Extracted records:

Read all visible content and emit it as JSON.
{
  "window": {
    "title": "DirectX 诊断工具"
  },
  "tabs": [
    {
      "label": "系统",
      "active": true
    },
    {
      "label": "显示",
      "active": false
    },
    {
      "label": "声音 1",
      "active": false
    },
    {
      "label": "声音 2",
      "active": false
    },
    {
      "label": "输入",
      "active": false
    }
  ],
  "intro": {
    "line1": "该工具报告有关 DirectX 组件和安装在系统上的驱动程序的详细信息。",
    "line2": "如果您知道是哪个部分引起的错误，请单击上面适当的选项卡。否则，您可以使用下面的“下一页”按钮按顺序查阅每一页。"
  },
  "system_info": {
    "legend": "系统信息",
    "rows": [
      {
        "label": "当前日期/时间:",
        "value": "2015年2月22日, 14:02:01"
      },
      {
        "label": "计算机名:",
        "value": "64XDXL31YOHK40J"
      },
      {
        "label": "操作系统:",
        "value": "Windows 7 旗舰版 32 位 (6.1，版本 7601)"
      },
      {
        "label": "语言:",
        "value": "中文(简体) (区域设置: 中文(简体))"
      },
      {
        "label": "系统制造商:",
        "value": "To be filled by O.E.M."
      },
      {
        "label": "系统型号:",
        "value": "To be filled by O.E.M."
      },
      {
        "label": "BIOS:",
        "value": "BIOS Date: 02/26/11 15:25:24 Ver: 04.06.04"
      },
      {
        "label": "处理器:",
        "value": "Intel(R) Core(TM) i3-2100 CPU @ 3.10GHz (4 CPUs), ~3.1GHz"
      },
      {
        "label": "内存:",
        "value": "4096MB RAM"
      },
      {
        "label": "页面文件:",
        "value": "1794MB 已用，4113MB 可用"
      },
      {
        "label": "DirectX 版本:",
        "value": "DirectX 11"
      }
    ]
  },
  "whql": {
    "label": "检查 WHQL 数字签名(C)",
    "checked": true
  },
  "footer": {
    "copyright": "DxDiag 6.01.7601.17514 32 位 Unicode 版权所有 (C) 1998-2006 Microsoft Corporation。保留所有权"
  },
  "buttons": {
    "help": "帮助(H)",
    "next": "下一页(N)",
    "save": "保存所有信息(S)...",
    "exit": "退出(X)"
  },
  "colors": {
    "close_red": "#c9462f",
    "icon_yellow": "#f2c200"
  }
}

WORK REQUIRED:
Where a line above includes "DirectX", copy that line.

REPLY TO THE TASK:
    "title": "DirectX 诊断工具"
    "line1": "该工具报告有关 DirectX 组件和安装在系统上的驱动程序的详细信息。",
        "label": "DirectX 版本:",
        "value": "DirectX 11"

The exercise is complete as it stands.